*Exercise requirements:* How many of these lines hold the string "peccatum"? Answer with the number only.

*Data for the task:*
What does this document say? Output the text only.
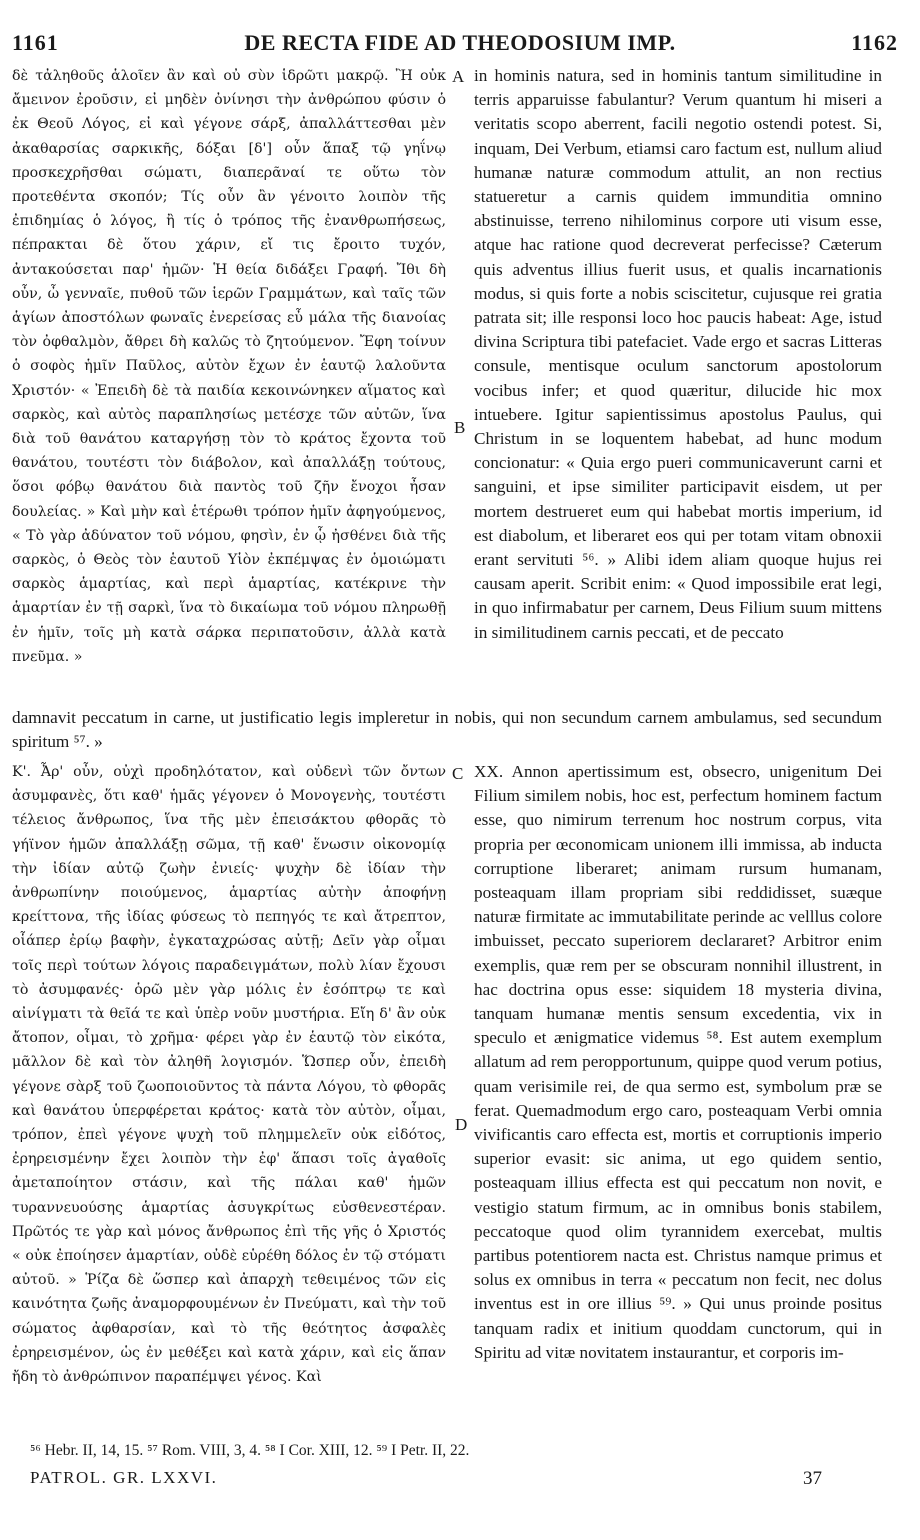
1161	DE RECTA FIDE AD THEODOSIUM IMP.	1162
δὲ τἀληθοῦς ἁλοῖεν ἂν καὶ οὐ σὺν ἱδρῶτι μακρῷ. Ἢ οὐκ ἄμεινον ἐροῦσιν, εἰ μηδὲν ὀνίνησι τὴν ἀνθρώπου φύσιν ὁ ἐκ Θεοῦ Λόγος, εἰ καὶ γέγονε σάρξ, ἀπαλλάττεσθαι μὲν ἀκαθαρσίας σαρκικῆς, δόξαι [δ'] οὖν ἅπαξ τῷ γηΐνῳ προσκεχρῆσθαι σώματι, διαπερᾶναί τε οὕτω τὸν προτεθέντα σκοπόν; Τίς οὖν ἂν γένοιτο λοιπὸν τῆς ἐπιδημίας ὁ λόγος, ἢ τίς ὁ τρόπος τῆς ἐνανθρωπήσεως, πέπρακται δὲ ὅτου χάριν, εἴ τις ἔροιτο τυχόν, ἀντακούσεται παρ' ἡμῶν· Ἡ θεία διδάξει Γραφή. Ἴθι δὴ οὖν, ὦ γενναῖε, πυθοῦ τῶν ἱερῶν Γραμμάτων, καὶ ταῖς τῶν ἁγίων ἀποστόλων φωναῖς ἐνερείσας εὖ μάλα τῆς διανοίας τὸν ὀφθαλμὸν, ἄθρει δὴ καλῶς τὸ ζητούμενον. Ἔφη τοίνυν ὁ σοφὸς ἡμῖν Παῦλος, αὐτὸν ἔχων ἐν ἑαυτῷ λαλοῦντα Χριστόν· « Ἐπειδὴ δὲ τὰ παιδία κεκοινώνηκεν αἵματος καὶ σαρκὸς, καὶ αὐτὸς παραπλησίως μετέσχε τῶν αὐτῶν, ἵνα διὰ τοῦ θανάτου καταργήσῃ τὸν τὸ κράτος ἔχοντα τοῦ θανάτου, τουτέστι τὸν διάβολον, καὶ ἀπαλλάξῃ τούτους, ὅσοι φόβῳ θανάτου διὰ παντὸς τοῦ ζῆν ἔνοχοι ἦσαν δουλείας. » Καὶ μὴν καὶ ἑτέρωθι τρόπον ἡμῖν ἀφηγούμενος, « Τὸ γὰρ ἀδύνατον τοῦ νόμου, φησὶν, ἐν ᾧ ἠσθένει διὰ τῆς σαρκὸς, ὁ Θεὸς τὸν ἑαυτοῦ Υἱὸν ἐκπέμψας ἐν ὁμοιώματι σαρκὸς ἁμαρτίας, καὶ περὶ ἁμαρτίας, κατέκρινε τὴν ἁμαρτίαν ἐν τῇ σαρκὶ, ἵνα τὸ δικαίωμα τοῦ νόμου πληρωθῇ ἐν ἡμῖν, τοῖς μὴ κατὰ σάρκα περιπατοῦσιν, ἀλλὰ κατὰ πνεῦμα. »
in hominis natura, sed in hominis tantum similitudine in terris apparuisse fabulantur? Verum quantum hi miseri a veritatis scopo aberrent, facili negotio ostendi potest. Si, inquam, Dei Verbum, etiamsi caro factum est, nullum aliud humanæ naturæ commodum attulit, an non rectius statueretur a carnis quidem immunditia omnino abstinuisse, terreno nihilominus corpore uti visum esse, atque hac ratione quod decreverat perfecisse? Cæterum quis adventus illius fuerit usus, et qualis incarnationis modus, si quis forte a nobis sciscitetur, cujusque rei gratia patrata sit; ille responsi loco hoc paucis habeat: Age, istud divina Scriptura tibi patefaciet. Vade ergo et sacras Litteras consule, mentisque oculum sanctorum apostolorum vocibus infer; et quod quæritur, dilucide hic mox intuebere. Igitur sapientissimus apostolus Paulus, qui Christum in se loquentem habebat, ad hunc modum concionatur: « Quia ergo pueri communicaverunt carni et sanguini, et ipse similiter participavit eisdem, ut per mortem destrueret eum qui habebat mortis imperium, id est diabolum, et liberaret eos qui per totam vitam obnoxii erant servituti ⁵⁶. » Alibi idem aliam quoque hujus rei causam aperit. Scribit enim: « Quod impossibile erat legi, in quo infirmabatur per carnem, Deus Filium suum mittens in similitudinem carnis peccati, et de peccato
A
B
damnavit peccatum in carne, ut justificatio legis impleretur in nobis, qui non secundum carnem ambulamus, sed secundum spiritum ⁵⁷. »
Κ'. Ἆρ' οὖν, οὐχὶ προδηλότατον, καὶ οὐδενὶ τῶν ὄντων ἀσυμφανὲς, ὅτι καθ' ἡμᾶς γέγονεν ὁ Μονογενὴς, τουτέστι τέλειος ἄνθρωπος, ἵνα τῆς μὲν ἐπεισάκτου φθορᾶς τὸ γήϊνον ἡμῶν ἀπαλλάξῃ σῶμα, τῇ καθ' ἕνωσιν οἰκονομίᾳ τὴν ἰδίαν αὐτῷ ζωὴν ἐνιείς· ψυχὴν δὲ ἰδίαν τὴν ἀνθρωπίνην ποιούμενος, ἁμαρτίας αὐτὴν ἀποφήνῃ κρείττονα, τῆς ἰδίας φύσεως τὸ πεπηγός τε καὶ ἄτρεπτον, οἷάπερ ἐρίῳ βαφὴν, ἐγκαταχρώσας αὐτῇ; Δεῖν γὰρ οἶμαι τοῖς περὶ τούτων λόγοις παραδειγμάτων, πολὺ λίαν ἔχουσι τὸ ἀσυμφανές· ὁρῶ μὲν γὰρ μόλις ἐν ἐσόπτρῳ τε καὶ αἰνίγματι τὰ θεῖά τε καὶ ὑπὲρ νοῦν μυστήρια. Εἴη δ' ἂν οὐκ ἄτοπον, οἶμαι, τὸ χρῆμα· φέρει γὰρ ἐν ἑαυτῷ τὸν εἰκότα, μᾶλλον δὲ καὶ τὸν ἀληθῆ λογισμόν. Ὥσπερ οὖν, ἐπειδὴ γέγονε σὰρξ τοῦ ζωοποιοῦντος τὰ πάντα Λόγου, τὸ φθορᾶς καὶ θανάτου ὑπερφέρεται κράτος· κατὰ τὸν αὐτὸν, οἶμαι, τρόπον, ἐπεὶ γέγονε ψυχὴ τοῦ πλημμελεῖν οὐκ εἰδότος, ἐρηρεισμένην ἔχει λοιπὸν τὴν ἐφ' ἅπασι τοῖς ἀγαθοῖς ἀμεταποίητον στάσιν, καὶ τῆς πάλαι καθ' ἡμῶν τυραννευούσης ἁμαρτίας ἀσυγκρίτως εὐσθενεστέραν. Πρῶτός τε γὰρ καὶ μόνος ἄνθρωπος ἐπὶ τῆς γῆς ὁ Χριστός « οὐκ ἐποίησεν ἁμαρτίαν, οὐδὲ εὑρέθη δόλος ἐν τῷ στόματι αὐτοῦ. » Ῥίζα δὲ ὥσπερ καὶ ἀπαρχὴ τεθειμένος τῶν εἰς καινότητα ζωῆς ἀναμορφουμένων ἐν Πνεύματι, καὶ τὴν τοῦ σώματος ἀφθαρσίαν, καὶ τὸ τῆς θεότητος ἀσφαλὲς ἐρηρεισμένον, ὡς ἐν μεθέξει καὶ κατὰ χάριν, καὶ εἰς ἅπαν ἤδη τὸ ἀνθρώπινον παραπέμψει γένος. Καὶ
XX. Annon apertissimum est, obsecro, unigenitum Dei Filium similem nobis, hoc est, perfectum hominem factum esse, quo nimirum terrenum hoc nostrum corpus, vita propria per œconomicam unionem illi immissa, ab inducta corruptione liberaret; animam rursum humanam, posteaquam illam propriam sibi reddidisset, suæque naturæ firmitate ac immutabilitate perinde ac velllus colore imbuisset, peccato superiorem declararet? Arbitror enim exemplis, quæ rem per se obscuram nonnihil illustrent, in hac doctrina opus esse: siquidem 18 mysteria divina, tanquam humanæ mentis sensum excedentia, vix in speculo et ænigmatice videmus ⁵⁸. Est autem exemplum allatum ad rem peropportunum, quippe quod verum potius, quam verisimile rei, de qua sermo est, symbolum præ se ferat. Quemadmodum ergo caro, posteaquam Verbi omnia vivificantis caro effecta est, mortis et corruptionis imperio superior evasit: sic anima, ut ego quidem sentio, posteaquam illius effecta est qui peccatum non novit, e vestigio statum firmum, ac in omnibus bonis stabilem, peccatoque quod olim tyrannidem exercebat, multis partibus potentiorem nacta est. Christus namque primus et solus ex omnibus in terra « peccatum non fecit, nec dolus inventus est in ore illius ⁵⁹. » Qui unus proinde positus tanquam radix et initium quoddam cunctorum, qui in Spiritu ad vitæ novitatem instaurantur, et corporis im-
C
D
⁵⁶ Hebr. II, 14, 15. ⁵⁷ Rom. VIII, 3, 4. ⁵⁸ I Cor. XIII, 12. ⁵⁹ I Petr. II, 22.
PATROL. GR. LXXVI.	37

*Correct response:* 2